» **Problem statement**: Return all of the lines below exactly as they are.

** Begin Information provided **

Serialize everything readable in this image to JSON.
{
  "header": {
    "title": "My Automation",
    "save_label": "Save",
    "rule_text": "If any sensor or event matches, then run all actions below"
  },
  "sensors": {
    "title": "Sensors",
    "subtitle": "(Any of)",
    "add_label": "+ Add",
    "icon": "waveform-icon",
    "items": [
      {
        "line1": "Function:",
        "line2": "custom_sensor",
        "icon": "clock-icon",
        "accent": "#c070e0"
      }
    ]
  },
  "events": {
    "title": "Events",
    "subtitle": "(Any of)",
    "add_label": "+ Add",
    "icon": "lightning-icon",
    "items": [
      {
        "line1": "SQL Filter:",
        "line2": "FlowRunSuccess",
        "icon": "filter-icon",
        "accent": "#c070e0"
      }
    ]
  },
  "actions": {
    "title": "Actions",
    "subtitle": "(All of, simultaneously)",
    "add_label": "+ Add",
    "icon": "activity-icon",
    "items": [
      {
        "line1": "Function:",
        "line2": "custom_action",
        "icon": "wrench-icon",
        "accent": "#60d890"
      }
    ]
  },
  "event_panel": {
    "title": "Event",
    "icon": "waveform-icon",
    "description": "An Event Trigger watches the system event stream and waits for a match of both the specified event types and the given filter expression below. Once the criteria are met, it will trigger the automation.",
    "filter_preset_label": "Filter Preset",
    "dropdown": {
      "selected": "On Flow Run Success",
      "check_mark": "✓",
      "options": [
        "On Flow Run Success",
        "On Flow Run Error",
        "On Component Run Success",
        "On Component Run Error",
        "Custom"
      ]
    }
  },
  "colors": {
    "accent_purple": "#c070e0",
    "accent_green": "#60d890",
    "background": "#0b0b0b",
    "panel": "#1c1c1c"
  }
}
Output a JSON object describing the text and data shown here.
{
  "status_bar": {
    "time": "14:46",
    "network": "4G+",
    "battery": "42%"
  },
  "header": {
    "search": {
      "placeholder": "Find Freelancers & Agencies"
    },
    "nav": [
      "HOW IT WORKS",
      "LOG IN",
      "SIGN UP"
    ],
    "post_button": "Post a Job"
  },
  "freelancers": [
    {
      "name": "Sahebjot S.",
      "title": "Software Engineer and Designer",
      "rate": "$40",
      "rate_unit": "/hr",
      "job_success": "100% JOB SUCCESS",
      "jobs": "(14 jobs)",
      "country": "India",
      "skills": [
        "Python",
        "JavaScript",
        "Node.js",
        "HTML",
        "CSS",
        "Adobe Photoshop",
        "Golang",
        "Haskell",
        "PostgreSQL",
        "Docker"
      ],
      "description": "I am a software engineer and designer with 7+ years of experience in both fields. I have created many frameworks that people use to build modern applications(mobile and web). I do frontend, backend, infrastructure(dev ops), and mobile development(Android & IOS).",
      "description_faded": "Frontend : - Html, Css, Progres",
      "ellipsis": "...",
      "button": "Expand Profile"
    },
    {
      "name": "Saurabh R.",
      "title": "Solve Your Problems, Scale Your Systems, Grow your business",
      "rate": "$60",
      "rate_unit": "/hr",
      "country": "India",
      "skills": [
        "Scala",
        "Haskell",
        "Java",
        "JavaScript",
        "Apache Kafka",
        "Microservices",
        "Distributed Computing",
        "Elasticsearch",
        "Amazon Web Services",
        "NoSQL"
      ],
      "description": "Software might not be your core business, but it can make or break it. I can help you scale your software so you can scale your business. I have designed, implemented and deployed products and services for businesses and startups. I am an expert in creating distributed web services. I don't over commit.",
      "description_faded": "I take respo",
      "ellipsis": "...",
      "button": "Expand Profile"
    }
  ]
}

** End Information provided **

» **Solution to this problem**:
Serialize everything readable in this image to JSON.
{
  "header": {
    "title": "My Automation",
    "save_label": "Save",
    "rule_text": "If any sensor or event matches, then run all actions below"
  },
  "sensors": {
    "title": "Sensors",
    "subtitle": "(Any of)",
    "add_label": "+ Add",
    "icon": "waveform-icon",
    "items": [
      {
        "line1": "Function:",
        "line2": "custom_sensor",
        "icon": "clock-icon",
        "accent": "#c070e0"
      }
    ]
  },
  "events": {
    "title": "Events",
    "subtitle": "(Any of)",
    "add_label": "+ Add",
    "icon": "lightning-icon",
    "items": [
      {
        "line1": "SQL Filter:",
        "line2": "FlowRunSuccess",
        "icon": "filter-icon",
        "accent": "#c070e0"
      }
    ]
  },
  "actions": {
    "title": "Actions",
    "subtitle": "(All of, simultaneously)",
    "add_label": "+ Add",
    "icon": "activity-icon",
    "items": [
      {
        "line1": "Function:",
        "line2": "custom_action",
        "icon": "wrench-icon",
        "accent": "#60d890"
      }
    ]
  },
  "event_panel": {
    "title": "Event",
    "icon": "waveform-icon",
    "description": "An Event Trigger watches the system event stream and waits for a match of both the specified event types and the given filter expression below. Once the criteria are met, it will trigger the automation.",
    "filter_preset_label": "Filter Preset",
    "dropdown": {
      "selected": "On Flow Run Success",
      "check_mark": "✓",
      "options": [
        "On Flow Run Success",
        "On Flow Run Error",
        "On Component Run Success",
        "On Component Run Error",
        "Custom"
      ]
    }
  },
  "colors": {
    "accent_purple": "#c070e0",
    "accent_green": "#60d890",
    "background": "#0b0b0b",
    "panel": "#1c1c1c"
  }
}
Output a JSON object describing the text and data shown here.
{
  "status_bar": {
    "time": "14:46",
    "network": "4G+",
    "battery": "42%"
  },
  "header": {
    "search": {
      "placeholder": "Find Freelancers & Agencies"
    },
    "nav": [
      "HOW IT WORKS",
      "LOG IN",
      "SIGN UP"
    ],
    "post_button": "Post a Job"
  },
  "freelancers": [
    {
      "name": "Sahebjot S.",
      "title": "Software Engineer and Designer",
      "rate": "$40",
      "rate_unit": "/hr",
      "job_success": "100% JOB SUCCESS",
      "jobs": "(14 jobs)",
      "country": "India",
      "skills": [
        "Python",
        "JavaScript",
        "Node.js",
        "HTML",
        "CSS",
        "Adobe Photoshop",
        "Golang",
        "Haskell",
        "PostgreSQL",
        "Docker"
      ],
      "description": "I am a software engineer and designer with 7+ years of experience in both fields. I have created many frameworks that people use to build modern applications(mobile and web). I do frontend, backend, infrastructure(dev ops), and mobile development(Android & IOS).",
      "description_faded": "Frontend : - Html, Css, Progres",
      "ellipsis": "...",
      "button": "Expand Profile"
    },
    {
      "name": "Saurabh R.",
      "title": "Solve Your Problems, Scale Your Systems, Grow your business",
      "rate": "$60",
      "rate_unit": "/hr",
      "country": "India",
      "skills": [
        "Scala",
        "Haskell",
        "Java",
        "JavaScript",
        "Apache Kafka",
        "Microservices",
        "Distributed Computing",
        "Elasticsearch",
        "Amazon Web Services",
        "NoSQL"
      ],
      "description": "Software might not be your core business, but it can make or break it. I can help you scale your software so you can scale your business. I have designed, implemented and deployed products and services for businesses and startups. I am an expert in creating distributed web services. I don't over commit.",
      "description_faded": "I take respo",
      "ellipsis": "...",
      "button": "Expand Profile"
    }
  ]
}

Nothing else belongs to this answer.